▶ **GIVEN REQUEST**: Collect all lines from the records below that include the word "JSON".

[A block of data]
——
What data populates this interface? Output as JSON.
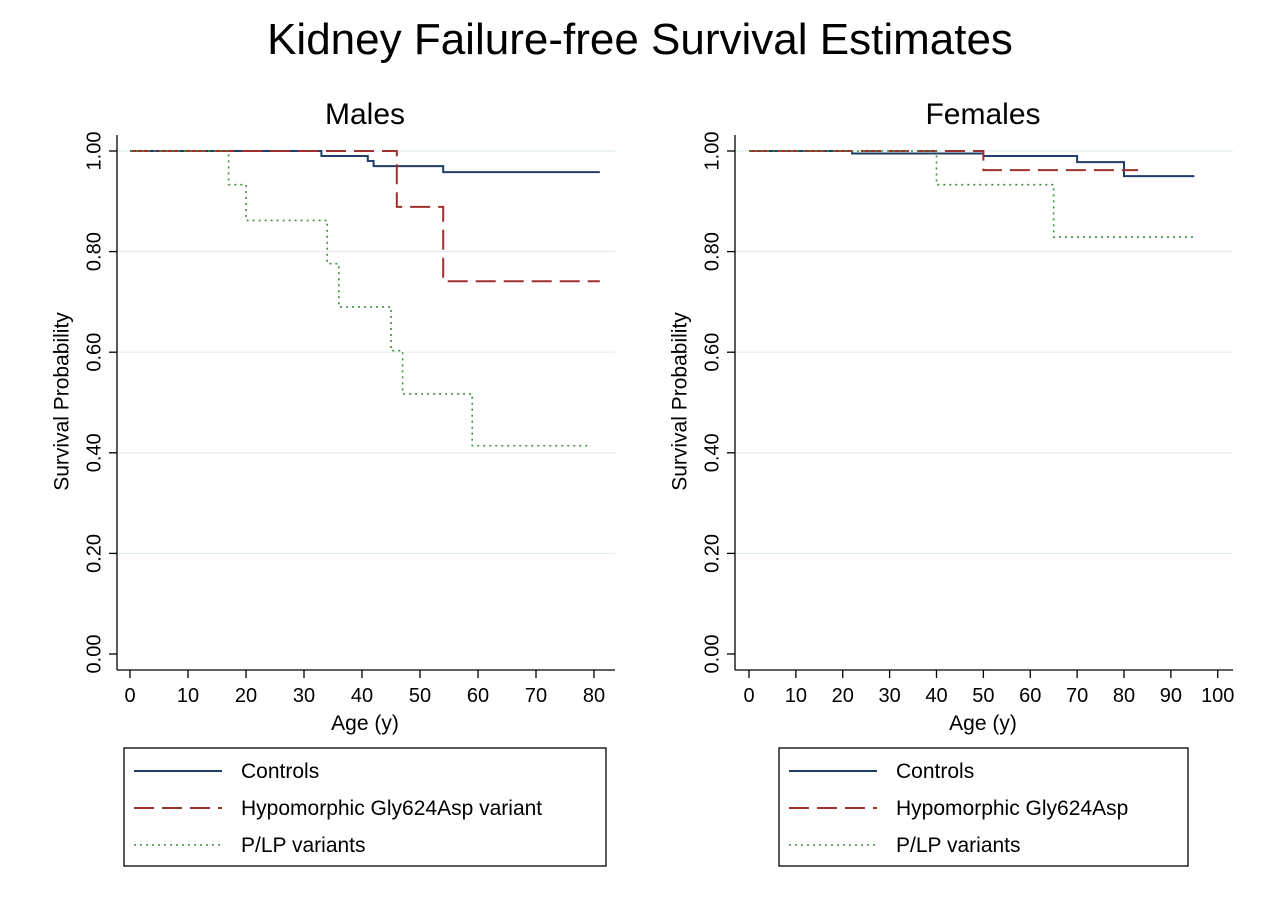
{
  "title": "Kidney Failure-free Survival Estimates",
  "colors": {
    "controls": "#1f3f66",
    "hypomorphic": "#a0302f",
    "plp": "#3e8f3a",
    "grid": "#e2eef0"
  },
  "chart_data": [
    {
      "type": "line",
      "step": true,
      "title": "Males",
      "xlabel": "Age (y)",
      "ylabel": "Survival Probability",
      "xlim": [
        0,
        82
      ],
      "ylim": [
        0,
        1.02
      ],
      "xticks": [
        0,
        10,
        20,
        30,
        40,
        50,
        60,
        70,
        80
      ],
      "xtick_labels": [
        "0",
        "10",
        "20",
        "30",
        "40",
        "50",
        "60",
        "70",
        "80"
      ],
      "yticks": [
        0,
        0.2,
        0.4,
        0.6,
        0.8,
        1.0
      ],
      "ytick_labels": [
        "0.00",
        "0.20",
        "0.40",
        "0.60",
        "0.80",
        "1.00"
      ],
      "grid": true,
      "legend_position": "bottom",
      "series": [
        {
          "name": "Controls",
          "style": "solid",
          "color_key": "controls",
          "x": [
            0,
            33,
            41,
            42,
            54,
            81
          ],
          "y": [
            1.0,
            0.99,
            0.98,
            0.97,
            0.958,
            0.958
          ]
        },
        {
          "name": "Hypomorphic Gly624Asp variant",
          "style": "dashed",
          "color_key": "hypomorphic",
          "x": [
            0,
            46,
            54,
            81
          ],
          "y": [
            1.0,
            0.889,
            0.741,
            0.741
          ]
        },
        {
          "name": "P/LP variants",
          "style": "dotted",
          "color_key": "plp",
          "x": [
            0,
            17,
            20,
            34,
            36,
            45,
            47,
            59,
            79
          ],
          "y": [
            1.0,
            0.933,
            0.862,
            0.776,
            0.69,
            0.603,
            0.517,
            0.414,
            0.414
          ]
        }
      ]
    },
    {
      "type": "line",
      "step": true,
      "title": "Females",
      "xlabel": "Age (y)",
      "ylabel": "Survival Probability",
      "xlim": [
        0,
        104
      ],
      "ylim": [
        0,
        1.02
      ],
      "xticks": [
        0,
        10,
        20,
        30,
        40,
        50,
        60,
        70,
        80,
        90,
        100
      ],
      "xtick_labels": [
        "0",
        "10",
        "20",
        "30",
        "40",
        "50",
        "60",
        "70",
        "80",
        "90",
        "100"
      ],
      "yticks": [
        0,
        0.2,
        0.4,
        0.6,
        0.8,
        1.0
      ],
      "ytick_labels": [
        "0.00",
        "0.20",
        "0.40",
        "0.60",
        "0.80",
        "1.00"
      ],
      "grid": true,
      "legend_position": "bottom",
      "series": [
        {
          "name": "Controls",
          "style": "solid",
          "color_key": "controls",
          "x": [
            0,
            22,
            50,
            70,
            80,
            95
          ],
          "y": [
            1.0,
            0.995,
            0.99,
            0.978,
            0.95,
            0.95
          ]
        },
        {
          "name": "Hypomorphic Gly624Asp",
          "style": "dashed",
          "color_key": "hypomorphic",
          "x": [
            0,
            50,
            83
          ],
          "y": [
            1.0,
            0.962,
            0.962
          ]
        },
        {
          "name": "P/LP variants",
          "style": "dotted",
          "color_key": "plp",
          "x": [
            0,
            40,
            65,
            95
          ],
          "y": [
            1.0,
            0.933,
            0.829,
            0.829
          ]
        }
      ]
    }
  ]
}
——
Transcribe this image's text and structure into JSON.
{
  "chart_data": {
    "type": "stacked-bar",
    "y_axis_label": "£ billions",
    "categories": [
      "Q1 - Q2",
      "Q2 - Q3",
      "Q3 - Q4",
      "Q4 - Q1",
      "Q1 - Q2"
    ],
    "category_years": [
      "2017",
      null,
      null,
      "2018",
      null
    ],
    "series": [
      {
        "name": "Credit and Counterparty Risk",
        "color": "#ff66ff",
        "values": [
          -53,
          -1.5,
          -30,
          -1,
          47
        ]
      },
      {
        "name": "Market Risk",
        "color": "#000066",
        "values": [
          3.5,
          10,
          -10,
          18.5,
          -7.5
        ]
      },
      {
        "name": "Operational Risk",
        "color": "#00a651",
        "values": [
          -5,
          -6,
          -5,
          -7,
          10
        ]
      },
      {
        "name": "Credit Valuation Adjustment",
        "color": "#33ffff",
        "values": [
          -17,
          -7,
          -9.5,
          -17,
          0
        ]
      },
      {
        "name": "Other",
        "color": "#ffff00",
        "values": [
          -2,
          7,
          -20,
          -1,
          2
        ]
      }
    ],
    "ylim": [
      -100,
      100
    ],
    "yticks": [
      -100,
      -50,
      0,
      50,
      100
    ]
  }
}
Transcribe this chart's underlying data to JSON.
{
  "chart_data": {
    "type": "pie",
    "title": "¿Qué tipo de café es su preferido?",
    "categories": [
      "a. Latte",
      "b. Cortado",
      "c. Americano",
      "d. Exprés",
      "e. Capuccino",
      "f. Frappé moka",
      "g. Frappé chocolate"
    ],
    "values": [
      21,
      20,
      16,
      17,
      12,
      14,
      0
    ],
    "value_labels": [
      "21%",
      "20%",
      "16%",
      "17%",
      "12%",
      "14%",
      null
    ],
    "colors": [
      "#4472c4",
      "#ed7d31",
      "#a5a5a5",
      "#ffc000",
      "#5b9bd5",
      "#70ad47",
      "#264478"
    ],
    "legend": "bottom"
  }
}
——
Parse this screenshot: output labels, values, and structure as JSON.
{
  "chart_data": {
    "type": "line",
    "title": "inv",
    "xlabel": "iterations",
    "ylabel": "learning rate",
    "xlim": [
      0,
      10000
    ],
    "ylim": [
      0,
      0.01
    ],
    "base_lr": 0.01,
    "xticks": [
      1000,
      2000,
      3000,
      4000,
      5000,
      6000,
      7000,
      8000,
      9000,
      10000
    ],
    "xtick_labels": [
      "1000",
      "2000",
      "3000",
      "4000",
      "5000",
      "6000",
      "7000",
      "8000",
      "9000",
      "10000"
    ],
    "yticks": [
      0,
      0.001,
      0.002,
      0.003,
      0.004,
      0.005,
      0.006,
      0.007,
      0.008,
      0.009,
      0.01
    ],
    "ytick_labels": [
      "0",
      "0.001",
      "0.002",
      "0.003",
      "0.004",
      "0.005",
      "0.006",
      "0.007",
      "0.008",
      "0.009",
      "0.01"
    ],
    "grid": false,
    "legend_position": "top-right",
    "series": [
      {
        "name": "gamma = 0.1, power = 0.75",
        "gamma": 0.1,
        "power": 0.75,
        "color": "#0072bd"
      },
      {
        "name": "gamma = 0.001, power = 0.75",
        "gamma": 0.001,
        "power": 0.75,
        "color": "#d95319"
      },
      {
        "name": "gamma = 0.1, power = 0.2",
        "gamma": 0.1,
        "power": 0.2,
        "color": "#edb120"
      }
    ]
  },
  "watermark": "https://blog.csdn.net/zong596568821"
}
——
▶ **EXPECTED OUTPUT**:
What data populates this interface? Output as JSON.
Transcribe this image's text and structure into JSON.
Transcribe this chart's underlying data to JSON.
Parse this screenshot: output labels, values, and structure as JSON.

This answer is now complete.